• [Problem requirements] Make an exact copy of the entries below with the pictures removed.

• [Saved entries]
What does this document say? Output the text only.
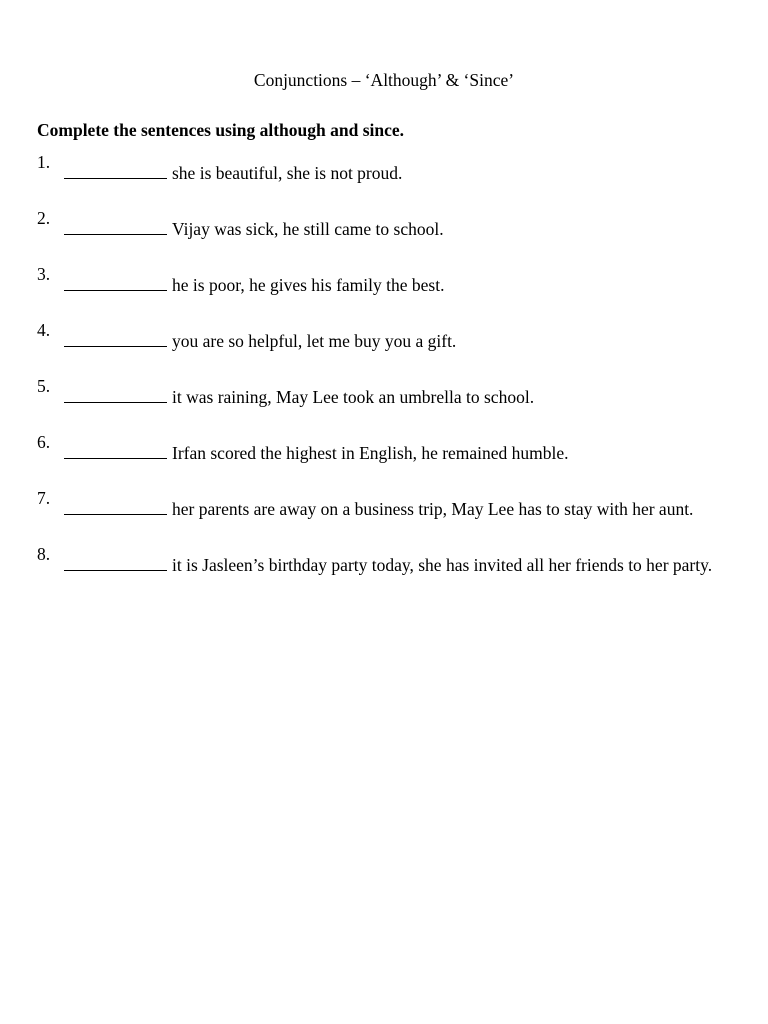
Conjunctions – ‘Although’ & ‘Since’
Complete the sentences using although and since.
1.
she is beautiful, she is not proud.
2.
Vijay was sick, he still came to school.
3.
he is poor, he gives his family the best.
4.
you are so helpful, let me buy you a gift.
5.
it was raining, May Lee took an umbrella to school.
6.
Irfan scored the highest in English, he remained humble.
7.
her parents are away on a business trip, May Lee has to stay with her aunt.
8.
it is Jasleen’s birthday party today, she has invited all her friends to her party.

• [In response]
What does this document say? Output the text only.
Conjunctions – ‘Although’ & ‘Since’
Complete the sentences using although and since.
1.
she is beautiful, she is not proud.
2.
Vijay was sick, he still came to school.
3.
he is poor, he gives his family the best.
4.
you are so helpful, let me buy you a gift.
5.
it was raining, May Lee took an umbrella to school.
6.
Irfan scored the highest in English, he remained humble.
7.
her parents are away on a business trip, May Lee has to stay with her aunt.
8.
it is Jasleen’s birthday party today, she has invited all her friends to her party.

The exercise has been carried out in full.